_Текст_.

Вокруг замка и в живописном поселке под замком создана развитая индустрия полезных развлечений вроде музея рождественских вертепов и магазинов глиняных свистулек, в одной такой лавке я однажды прикупил гипсовый бюстик папы римского. Неподалеку от Карлштейна — множество приятных для любознательных глаз и пытливых умов местечек: 18-метровый дуб Семи братьев, под которым делили добычу разбойники с большой дороги, заброшенные каменоломни «Америка» и «Канада» с почти аризонскими пейзажами, гольф-клуб европейского класса с тремя полями по девять лунок каждое, можно запулить мяч в историческую кулису.
Карл IV в 1350-е годы устроил в Карлштейне хранилище регалий Священной Римской империи, а также разнообразных религиозных реликвий, которые этот монарх собирал с рвением профессионала. В императорскую пресвятую коллекцию входили, в частности, фрагмент вифлеемских ясель, зуб святого Иоанна Крестителя, частица одеяния святого Иоанна Богослова, мощи руки святой Анны, звенья цепи, сковывавшей святых Петра и Павла, а также кус скатерти со стола Тайной вечери, шипы с тернового венца Иисуса Христа и церемониальный меч Карла Великого.
Карлштейнское хранилище оказалось надежным: гуситы, например, не смогли взять замок в 1422 году, несмотря на настойчивую почти что шестимесячную осаду. Эта военная кампания вошла в историю пикантными деталями: поскольку осаждавшие из-за неважного качества артиллерийских орудий и скверного пороха не могли нанести противнику значительного урона, стойкость 400 защитников крепости они пытались сломить, забрасывая катапультами за стены камни (9032 единицы) и заполненные нечистотами и фекалиями посудины (1813 единицы), а в какой-то момент еще и попытались отравить источники воды, которыми пользовался гарнизон крепости. Однако табориты не учли, что в Колодезной башне был заблаговременно вырыт потайной колодец глубиной 78 метров, питавшийся из Буднянского ручья, так что злые ухищрения оказались тщетными, осада окончилась перемирием.

_Задания к тексту_.
1. Ответьте на вопросы по тексту о замке Карлштейн:
(a) Какова высота дуба Семи братьев?
(b) Что Карл IV устроил в Карлштейне в 1350-е годы?
(c) Какой глубины был потайной колодец в Колодезной башне?
2. Продолжите текст о замке Карлштейн, начав сразу после его последнего предложения.

_Список записей_.

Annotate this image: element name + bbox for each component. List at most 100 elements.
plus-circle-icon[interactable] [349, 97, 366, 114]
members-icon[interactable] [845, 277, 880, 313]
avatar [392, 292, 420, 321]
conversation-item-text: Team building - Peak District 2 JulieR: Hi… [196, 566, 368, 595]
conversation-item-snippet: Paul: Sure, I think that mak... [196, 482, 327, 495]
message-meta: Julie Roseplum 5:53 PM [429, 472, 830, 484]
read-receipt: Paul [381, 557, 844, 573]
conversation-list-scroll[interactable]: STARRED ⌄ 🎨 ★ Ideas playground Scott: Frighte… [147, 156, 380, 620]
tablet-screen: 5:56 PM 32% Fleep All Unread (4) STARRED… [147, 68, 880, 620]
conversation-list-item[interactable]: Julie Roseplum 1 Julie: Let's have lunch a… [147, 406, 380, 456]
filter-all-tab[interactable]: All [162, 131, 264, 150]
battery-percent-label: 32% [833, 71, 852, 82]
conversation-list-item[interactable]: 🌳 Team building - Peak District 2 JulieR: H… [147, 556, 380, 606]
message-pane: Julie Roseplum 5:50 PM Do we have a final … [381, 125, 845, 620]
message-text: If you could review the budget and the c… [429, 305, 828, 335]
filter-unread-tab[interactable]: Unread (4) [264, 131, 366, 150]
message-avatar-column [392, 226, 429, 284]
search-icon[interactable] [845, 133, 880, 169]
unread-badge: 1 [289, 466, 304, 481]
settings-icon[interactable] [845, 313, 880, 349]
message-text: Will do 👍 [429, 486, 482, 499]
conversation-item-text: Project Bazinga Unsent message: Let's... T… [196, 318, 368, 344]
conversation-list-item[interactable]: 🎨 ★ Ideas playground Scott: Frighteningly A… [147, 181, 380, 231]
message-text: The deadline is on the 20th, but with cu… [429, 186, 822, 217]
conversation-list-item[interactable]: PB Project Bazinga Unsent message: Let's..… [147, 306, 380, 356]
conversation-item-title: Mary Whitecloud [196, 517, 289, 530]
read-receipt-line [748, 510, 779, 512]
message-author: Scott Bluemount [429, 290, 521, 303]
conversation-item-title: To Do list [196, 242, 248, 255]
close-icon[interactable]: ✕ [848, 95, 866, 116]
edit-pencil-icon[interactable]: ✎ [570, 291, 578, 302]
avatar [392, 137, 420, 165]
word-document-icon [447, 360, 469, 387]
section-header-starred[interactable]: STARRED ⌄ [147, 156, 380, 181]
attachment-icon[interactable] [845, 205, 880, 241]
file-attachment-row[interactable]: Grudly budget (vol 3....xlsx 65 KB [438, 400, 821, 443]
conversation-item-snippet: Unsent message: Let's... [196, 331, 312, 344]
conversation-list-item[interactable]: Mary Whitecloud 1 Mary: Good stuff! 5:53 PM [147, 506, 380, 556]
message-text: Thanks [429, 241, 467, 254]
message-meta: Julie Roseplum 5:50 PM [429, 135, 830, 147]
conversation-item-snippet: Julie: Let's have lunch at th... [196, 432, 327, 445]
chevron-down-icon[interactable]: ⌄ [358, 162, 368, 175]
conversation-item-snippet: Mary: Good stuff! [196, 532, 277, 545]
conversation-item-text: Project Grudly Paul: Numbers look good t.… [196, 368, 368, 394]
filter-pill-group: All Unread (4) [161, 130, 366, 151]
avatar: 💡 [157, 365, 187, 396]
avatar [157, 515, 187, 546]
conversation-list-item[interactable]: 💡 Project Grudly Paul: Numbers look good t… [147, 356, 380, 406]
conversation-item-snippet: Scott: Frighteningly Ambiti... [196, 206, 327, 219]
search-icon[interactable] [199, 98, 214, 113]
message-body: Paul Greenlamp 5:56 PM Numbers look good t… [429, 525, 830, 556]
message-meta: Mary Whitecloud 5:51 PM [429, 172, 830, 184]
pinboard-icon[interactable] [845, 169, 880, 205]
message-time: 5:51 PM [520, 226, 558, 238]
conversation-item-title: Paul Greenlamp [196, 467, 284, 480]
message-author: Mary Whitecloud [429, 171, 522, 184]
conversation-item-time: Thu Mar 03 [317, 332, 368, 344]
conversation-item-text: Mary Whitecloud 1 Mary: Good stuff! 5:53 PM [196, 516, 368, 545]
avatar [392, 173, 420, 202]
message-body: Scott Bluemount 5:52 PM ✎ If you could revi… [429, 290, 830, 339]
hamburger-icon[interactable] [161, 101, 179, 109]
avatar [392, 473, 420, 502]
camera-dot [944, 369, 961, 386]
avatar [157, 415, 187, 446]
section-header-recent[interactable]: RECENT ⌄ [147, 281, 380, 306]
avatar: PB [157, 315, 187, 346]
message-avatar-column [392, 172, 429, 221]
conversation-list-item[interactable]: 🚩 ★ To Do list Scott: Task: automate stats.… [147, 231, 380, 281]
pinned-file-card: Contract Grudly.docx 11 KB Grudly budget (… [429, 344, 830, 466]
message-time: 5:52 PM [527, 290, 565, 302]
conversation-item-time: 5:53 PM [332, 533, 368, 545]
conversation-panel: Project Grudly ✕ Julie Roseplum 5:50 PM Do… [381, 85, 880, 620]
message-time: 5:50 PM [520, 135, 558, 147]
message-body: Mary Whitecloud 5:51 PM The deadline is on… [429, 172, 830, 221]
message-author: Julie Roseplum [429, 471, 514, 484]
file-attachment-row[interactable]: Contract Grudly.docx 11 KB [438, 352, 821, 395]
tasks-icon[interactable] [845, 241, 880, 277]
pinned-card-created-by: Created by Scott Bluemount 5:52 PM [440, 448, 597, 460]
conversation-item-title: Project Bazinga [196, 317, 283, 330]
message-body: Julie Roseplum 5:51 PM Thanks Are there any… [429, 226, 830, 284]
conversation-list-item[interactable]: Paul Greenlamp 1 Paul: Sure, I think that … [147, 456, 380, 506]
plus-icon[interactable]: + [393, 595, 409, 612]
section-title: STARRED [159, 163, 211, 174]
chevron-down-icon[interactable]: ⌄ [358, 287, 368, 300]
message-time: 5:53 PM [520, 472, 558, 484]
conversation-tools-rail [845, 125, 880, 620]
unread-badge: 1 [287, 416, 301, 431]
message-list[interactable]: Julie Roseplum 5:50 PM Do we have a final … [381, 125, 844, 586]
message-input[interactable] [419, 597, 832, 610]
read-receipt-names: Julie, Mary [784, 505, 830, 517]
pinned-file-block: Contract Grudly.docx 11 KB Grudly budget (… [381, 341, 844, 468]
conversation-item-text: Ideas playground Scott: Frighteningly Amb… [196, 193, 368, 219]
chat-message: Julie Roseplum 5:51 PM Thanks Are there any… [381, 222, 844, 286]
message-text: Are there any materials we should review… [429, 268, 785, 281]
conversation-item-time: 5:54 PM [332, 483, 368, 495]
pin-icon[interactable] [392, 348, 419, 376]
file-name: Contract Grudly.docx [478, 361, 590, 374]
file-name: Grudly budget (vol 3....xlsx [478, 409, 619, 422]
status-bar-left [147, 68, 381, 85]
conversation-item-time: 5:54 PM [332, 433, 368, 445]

_Ожидаемые ответы_.
1.
(a) 18 метров.
(b) Хранилище регалий Священной Римской империи и разнообразных религиозных реликвий.
(c) 78 метров.

2.
Замок Кокоржин
Корона Святого Вацлава, королевский скипетр и королевская держава много лет таились в неприкосновенности в карлштейнской часовне Святого Креста, в буквальном смысле слова за четырьмя дверьми и девятью замками. В 1620-е годы регалии перевезли в Прагу и Вену[76]: военная техника и стратегия осады совершенствовались, даже четырехметровой толщины каменные стены больше не казались верной защитой. Стратегическое значение замка терялось, ему находили административное, хозяйственное, даже простое складское применение, пока башни и другие укрепления окончательно не обветшали и не пришли в запустение. В конце XIX века Карлштейн перестроили, согласно лучшим представлениям эпохи романтического историзма, — так, что, по словам одного острого на язык журналиста, Карл IV свою крепость узнать бы не смог. Оборотной стороной реставраторского небрежения оказалась новая внешняя привлекательность: изображениями Карлштейна можно иллюстрировать сказку Шарля Перро про кота в сапогах.